REQUEST — Locate the lines that hold the string "Adjusted". Copy every such line.

━━━ DATA FOR PROCESSING

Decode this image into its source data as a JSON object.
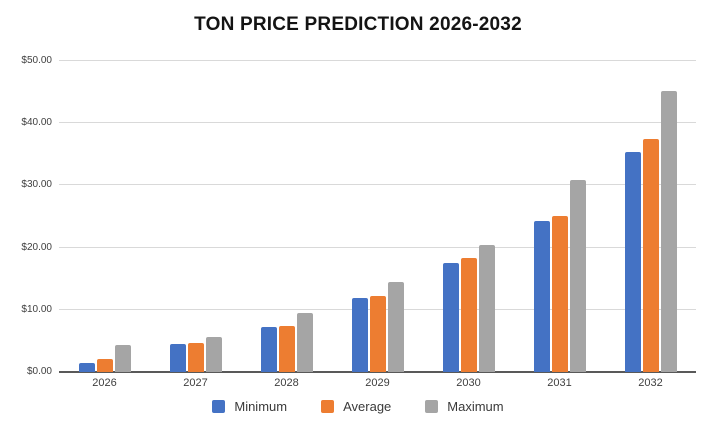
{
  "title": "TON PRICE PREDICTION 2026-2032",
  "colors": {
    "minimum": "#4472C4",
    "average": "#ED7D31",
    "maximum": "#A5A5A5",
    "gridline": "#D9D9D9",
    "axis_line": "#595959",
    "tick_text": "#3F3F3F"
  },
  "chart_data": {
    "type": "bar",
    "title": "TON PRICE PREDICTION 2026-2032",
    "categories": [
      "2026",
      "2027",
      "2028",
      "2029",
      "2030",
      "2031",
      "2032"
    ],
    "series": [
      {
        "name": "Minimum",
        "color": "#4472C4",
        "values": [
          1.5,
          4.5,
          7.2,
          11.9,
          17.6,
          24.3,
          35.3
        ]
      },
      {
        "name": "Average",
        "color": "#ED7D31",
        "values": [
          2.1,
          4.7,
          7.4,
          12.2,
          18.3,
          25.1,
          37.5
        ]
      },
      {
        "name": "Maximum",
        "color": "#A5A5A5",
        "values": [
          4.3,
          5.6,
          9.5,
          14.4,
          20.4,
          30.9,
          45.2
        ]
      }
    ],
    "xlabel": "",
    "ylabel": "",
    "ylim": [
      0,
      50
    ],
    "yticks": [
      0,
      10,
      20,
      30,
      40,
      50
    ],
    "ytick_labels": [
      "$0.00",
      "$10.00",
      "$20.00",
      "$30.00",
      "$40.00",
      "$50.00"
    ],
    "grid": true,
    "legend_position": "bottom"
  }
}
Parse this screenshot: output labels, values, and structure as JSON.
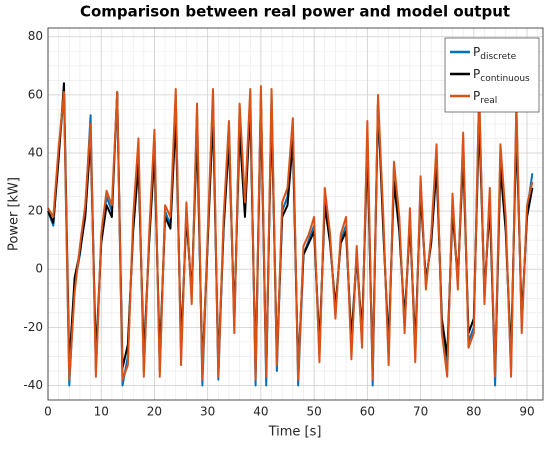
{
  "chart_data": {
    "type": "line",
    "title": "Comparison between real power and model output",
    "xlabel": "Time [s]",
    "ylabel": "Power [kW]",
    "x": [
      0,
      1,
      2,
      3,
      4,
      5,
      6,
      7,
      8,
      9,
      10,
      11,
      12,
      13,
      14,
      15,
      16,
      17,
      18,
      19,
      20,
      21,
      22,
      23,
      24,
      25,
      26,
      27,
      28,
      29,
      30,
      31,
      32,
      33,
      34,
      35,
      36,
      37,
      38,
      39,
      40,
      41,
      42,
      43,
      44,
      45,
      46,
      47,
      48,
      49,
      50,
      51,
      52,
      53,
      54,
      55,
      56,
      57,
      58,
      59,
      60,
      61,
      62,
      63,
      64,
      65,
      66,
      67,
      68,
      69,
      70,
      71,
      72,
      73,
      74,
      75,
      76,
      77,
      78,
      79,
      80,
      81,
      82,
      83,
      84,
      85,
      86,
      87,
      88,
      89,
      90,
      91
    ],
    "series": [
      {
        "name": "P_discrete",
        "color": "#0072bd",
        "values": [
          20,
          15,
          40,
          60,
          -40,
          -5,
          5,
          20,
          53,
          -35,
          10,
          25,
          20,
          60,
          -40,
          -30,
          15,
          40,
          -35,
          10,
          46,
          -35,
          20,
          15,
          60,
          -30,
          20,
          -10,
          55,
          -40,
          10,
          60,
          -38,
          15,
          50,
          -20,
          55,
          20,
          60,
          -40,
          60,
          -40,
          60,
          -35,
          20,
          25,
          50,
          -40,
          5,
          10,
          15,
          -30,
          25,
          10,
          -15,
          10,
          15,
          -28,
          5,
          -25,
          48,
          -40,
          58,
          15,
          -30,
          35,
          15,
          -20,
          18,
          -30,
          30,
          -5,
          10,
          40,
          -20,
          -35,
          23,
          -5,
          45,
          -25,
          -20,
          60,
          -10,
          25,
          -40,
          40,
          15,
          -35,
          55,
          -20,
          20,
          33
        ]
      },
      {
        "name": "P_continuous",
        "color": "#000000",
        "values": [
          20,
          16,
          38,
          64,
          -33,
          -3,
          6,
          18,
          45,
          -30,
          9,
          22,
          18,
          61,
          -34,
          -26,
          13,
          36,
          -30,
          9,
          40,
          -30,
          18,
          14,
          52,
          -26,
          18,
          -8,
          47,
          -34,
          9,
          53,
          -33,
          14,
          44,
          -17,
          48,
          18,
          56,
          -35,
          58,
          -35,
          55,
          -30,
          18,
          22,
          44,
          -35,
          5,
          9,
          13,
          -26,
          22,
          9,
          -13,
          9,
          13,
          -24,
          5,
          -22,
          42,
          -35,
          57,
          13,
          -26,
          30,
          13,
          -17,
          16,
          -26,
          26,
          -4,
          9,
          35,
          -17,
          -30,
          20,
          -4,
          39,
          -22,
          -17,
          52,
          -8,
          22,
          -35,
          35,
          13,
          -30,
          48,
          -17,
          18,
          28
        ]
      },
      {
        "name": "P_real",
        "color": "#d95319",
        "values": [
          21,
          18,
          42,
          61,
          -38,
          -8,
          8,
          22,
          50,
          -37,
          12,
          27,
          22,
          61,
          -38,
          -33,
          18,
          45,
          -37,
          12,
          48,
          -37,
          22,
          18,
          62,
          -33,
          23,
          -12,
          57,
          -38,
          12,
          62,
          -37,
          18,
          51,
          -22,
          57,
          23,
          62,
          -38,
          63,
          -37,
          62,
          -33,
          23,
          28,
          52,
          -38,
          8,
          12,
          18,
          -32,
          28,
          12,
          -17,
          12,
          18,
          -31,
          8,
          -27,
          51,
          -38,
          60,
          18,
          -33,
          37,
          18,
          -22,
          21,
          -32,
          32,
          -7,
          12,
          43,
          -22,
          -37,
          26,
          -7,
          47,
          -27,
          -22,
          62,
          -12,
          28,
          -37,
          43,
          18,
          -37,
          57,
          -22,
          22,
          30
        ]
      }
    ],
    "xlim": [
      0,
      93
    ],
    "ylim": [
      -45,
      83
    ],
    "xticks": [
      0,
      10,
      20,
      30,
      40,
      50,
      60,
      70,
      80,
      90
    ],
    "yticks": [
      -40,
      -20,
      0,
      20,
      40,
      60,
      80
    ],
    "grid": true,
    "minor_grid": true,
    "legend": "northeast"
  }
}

━━━━━━
━━━ DATA FOR PROCESSING

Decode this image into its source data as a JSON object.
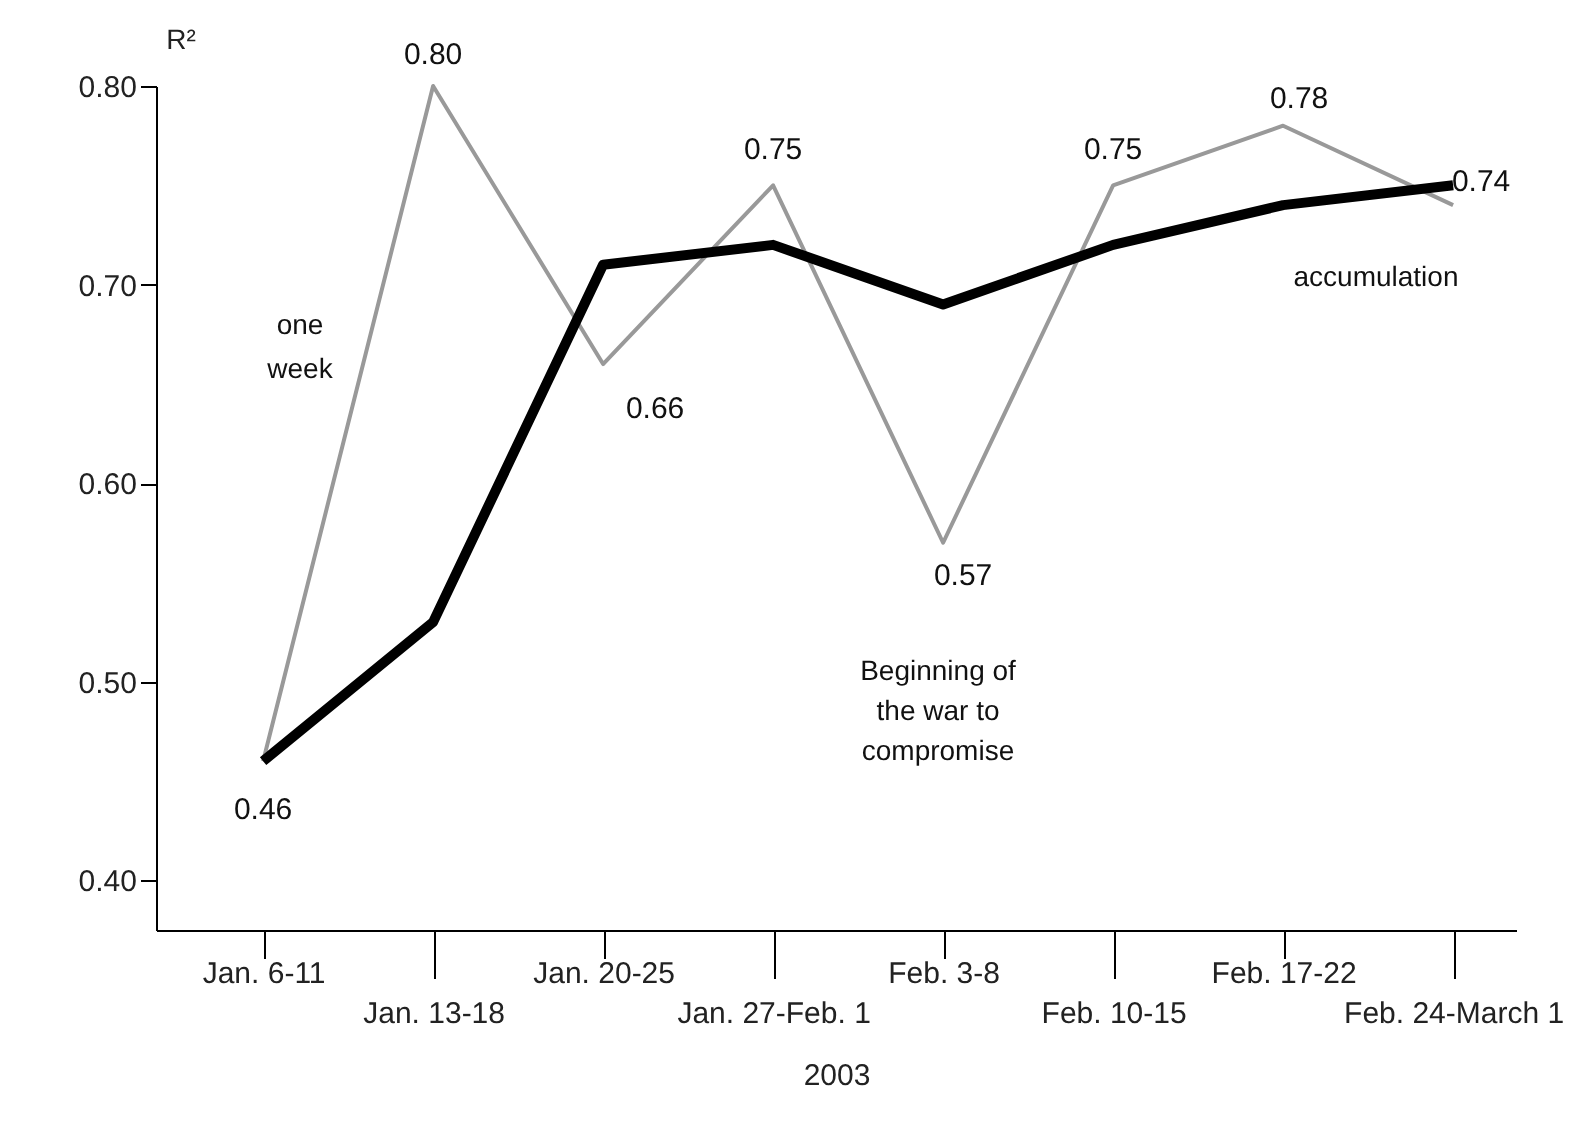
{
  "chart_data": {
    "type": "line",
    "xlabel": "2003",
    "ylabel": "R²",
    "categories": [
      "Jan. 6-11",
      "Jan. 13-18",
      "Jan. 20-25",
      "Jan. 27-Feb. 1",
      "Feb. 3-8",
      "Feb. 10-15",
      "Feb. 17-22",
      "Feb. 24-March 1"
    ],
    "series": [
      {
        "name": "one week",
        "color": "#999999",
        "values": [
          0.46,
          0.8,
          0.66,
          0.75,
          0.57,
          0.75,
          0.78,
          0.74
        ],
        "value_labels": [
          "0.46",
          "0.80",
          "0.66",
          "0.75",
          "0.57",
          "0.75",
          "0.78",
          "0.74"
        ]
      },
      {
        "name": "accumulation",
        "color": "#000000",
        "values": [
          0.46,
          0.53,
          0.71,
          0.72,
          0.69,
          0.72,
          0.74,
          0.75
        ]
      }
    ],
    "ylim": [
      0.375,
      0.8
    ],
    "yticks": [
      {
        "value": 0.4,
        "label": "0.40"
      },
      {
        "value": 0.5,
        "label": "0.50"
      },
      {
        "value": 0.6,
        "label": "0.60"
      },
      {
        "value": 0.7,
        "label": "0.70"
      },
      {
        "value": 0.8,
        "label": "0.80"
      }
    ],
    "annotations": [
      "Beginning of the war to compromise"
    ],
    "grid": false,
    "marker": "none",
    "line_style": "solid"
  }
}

━━━━━━
━━━ DATA FOR PROCESSING

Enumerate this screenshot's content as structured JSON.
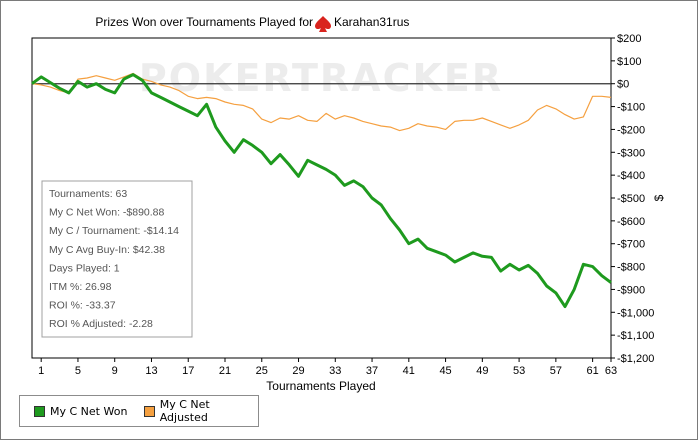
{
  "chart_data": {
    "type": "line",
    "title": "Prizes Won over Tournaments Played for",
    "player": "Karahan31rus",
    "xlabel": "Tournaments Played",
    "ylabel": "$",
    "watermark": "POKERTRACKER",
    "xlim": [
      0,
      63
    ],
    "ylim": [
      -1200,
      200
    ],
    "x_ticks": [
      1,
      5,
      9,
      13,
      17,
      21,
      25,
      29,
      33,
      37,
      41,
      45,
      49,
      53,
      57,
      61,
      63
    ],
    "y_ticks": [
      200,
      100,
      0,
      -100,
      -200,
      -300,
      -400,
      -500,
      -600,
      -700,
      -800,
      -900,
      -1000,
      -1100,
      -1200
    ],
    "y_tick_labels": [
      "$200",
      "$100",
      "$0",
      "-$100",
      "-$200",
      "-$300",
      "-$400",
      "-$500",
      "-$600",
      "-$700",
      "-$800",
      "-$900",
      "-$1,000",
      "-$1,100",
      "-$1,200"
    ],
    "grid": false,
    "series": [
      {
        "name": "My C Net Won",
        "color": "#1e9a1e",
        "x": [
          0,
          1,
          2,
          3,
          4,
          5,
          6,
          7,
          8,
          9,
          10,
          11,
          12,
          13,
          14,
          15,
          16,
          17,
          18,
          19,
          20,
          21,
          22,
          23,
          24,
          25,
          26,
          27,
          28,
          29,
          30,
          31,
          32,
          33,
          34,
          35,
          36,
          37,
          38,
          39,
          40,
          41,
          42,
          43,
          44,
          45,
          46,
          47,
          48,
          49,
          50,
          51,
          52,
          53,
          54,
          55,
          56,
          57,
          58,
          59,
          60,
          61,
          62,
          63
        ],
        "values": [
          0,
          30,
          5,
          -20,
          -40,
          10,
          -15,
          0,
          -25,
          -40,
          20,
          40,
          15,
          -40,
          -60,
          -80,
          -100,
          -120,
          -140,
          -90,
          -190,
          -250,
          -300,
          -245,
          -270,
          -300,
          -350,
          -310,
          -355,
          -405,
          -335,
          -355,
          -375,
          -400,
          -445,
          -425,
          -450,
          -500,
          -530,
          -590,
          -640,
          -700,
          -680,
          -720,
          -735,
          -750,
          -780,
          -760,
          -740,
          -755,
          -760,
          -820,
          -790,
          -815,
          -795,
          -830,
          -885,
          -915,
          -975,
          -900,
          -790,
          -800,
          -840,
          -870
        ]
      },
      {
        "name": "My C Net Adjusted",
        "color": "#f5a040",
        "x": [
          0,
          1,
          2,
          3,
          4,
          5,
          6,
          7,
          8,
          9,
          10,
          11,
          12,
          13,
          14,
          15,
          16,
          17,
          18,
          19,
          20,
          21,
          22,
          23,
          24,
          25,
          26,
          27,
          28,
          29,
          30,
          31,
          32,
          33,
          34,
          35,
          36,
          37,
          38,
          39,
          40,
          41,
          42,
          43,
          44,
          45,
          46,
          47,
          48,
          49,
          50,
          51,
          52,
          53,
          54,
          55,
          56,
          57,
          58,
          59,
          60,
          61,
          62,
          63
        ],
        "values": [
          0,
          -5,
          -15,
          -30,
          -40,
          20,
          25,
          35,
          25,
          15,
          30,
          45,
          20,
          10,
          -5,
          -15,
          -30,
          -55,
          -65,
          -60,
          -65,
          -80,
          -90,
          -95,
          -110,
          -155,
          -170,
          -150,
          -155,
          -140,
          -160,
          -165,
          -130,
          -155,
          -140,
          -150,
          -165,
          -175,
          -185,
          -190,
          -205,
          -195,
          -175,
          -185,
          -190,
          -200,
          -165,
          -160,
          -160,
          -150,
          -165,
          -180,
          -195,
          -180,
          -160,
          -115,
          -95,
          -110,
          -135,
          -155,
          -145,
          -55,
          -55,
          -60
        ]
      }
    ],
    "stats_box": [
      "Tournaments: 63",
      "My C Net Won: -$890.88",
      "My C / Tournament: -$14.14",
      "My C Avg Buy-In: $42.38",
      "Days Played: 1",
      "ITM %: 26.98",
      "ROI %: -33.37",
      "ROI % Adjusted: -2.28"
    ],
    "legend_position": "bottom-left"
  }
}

━━━━━━

COMPLETE OUTPUT —
        "name": "My C Net Adjusted",
      "ROI % Adjusted: -2.28"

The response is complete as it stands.